**Material supplied**
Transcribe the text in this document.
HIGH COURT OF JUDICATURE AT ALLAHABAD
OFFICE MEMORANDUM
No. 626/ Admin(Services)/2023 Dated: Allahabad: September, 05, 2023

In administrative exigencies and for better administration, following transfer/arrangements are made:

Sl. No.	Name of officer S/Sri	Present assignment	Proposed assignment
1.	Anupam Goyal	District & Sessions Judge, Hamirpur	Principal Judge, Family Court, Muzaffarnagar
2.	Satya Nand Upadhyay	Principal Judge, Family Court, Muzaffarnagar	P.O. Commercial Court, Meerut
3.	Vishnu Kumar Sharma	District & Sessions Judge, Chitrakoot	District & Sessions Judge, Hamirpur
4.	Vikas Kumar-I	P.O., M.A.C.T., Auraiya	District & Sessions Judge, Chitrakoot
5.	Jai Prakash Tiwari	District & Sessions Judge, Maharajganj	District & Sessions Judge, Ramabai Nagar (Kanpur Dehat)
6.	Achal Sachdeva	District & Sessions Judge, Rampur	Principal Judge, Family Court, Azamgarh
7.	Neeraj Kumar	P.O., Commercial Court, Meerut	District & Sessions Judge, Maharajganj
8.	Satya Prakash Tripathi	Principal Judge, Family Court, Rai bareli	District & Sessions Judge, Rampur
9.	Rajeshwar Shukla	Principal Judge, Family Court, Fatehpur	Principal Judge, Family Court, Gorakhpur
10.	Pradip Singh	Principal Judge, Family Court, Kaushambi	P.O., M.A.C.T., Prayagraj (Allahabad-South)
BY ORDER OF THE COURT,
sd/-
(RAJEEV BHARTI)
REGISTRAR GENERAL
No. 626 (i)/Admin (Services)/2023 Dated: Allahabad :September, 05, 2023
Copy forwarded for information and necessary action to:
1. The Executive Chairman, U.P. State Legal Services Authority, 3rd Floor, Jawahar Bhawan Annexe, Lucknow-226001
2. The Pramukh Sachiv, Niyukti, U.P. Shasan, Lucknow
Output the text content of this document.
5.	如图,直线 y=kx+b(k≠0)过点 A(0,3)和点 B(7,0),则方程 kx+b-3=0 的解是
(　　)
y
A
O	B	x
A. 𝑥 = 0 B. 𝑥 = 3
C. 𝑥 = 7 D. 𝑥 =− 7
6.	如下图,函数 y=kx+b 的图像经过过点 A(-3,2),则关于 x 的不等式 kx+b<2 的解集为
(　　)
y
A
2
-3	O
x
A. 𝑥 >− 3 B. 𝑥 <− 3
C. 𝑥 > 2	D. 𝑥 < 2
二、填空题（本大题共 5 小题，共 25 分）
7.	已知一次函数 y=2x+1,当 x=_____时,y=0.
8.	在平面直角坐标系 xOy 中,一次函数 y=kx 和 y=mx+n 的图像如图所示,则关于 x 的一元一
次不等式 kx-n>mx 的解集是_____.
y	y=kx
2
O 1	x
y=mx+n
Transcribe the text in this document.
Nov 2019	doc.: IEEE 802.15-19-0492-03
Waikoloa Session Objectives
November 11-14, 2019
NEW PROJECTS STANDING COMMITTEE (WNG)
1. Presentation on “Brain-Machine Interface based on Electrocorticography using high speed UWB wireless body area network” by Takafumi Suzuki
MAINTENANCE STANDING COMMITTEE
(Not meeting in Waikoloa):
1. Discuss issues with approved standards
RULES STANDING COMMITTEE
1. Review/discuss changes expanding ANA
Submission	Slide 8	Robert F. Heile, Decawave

**The exercise**
Repeat all the entries word for word.

**The result**
Transcribe the text in this document.
HIGH COURT OF JUDICATURE AT ALLAHABAD
OFFICE MEMORANDUM
No. 626/ Admin(Services)/2023 Dated: Allahabad: September, 05, 2023

In administrative exigencies and for better administration, following transfer/arrangements are made:

Sl. No.	Name of officer S/Sri	Present assignment	Proposed assignment
1.	Anupam Goyal	District & Sessions Judge, Hamirpur	Principal Judge, Family Court, Muzaffarnagar
2.	Satya Nand Upadhyay	Principal Judge, Family Court, Muzaffarnagar	P.O. Commercial Court, Meerut
3.	Vishnu Kumar Sharma	District & Sessions Judge, Chitrakoot	District & Sessions Judge, Hamirpur
4.	Vikas Kumar-I	P.O., M.A.C.T., Auraiya	District & Sessions Judge, Chitrakoot
5.	Jai Prakash Tiwari	District & Sessions Judge, Maharajganj	District & Sessions Judge, Ramabai Nagar (Kanpur Dehat)
6.	Achal Sachdeva	District & Sessions Judge, Rampur	Principal Judge, Family Court, Azamgarh
7.	Neeraj Kumar	P.O., Commercial Court, Meerut	District & Sessions Judge, Maharajganj
8.	Satya Prakash Tripathi	Principal Judge, Family Court, Rai bareli	District & Sessions Judge, Rampur
9.	Rajeshwar Shukla	Principal Judge, Family Court, Fatehpur	Principal Judge, Family Court, Gorakhpur
10.	Pradip Singh	Principal Judge, Family Court, Kaushambi	P.O., M.A.C.T., Prayagraj (Allahabad-South)
BY ORDER OF THE COURT,
sd/-
(RAJEEV BHARTI)
REGISTRAR GENERAL
No. 626 (i)/Admin (Services)/2023 Dated: Allahabad :September, 05, 2023
Copy forwarded for information and necessary action to:
1. The Executive Chairman, U.P. State Legal Services Authority, 3rd Floor, Jawahar Bhawan Annexe, Lucknow-226001
2. The Pramukh Sachiv, Niyukti, U.P. Shasan, Lucknow
Output the text content of this document.
5.	如图,直线 y=kx+b(k≠0)过点 A(0,3)和点 B(7,0),则方程 kx+b-3=0 的解是
(　　)
y
A
O	B	x
A. 𝑥 = 0 B. 𝑥 = 3
C. 𝑥 = 7 D. 𝑥 =− 7
6.	如下图,函数 y=kx+b 的图像经过过点 A(-3,2),则关于 x 的不等式 kx+b<2 的解集为
(　　)
y
A
2
-3	O
x
A. 𝑥 >− 3 B. 𝑥 <− 3
C. 𝑥 > 2	D. 𝑥 < 2
二、填空题（本大题共 5 小题，共 25 分）
7.	已知一次函数 y=2x+1,当 x=_____时,y=0.
8.	在平面直角坐标系 xOy 中,一次函数 y=kx 和 y=mx+n 的图像如图所示,则关于 x 的一元一
次不等式 kx-n>mx 的解集是_____.
y	y=kx
2
O 1	x
y=mx+n
Transcribe the text in this document.
Nov 2019	doc.: IEEE 802.15-19-0492-03
Waikoloa Session Objectives
November 11-14, 2019
NEW PROJECTS STANDING COMMITTEE (WNG)
1. Presentation on “Brain-Machine Interface based on Electrocorticography using high speed UWB wireless body area network” by Takafumi Suzuki
MAINTENANCE STANDING COMMITTEE
(Not meeting in Waikoloa):
1. Discuss issues with approved standards
RULES STANDING COMMITTEE
1. Review/discuss changes expanding ANA
Submission	Slide 8	Robert F. Heile, Decawave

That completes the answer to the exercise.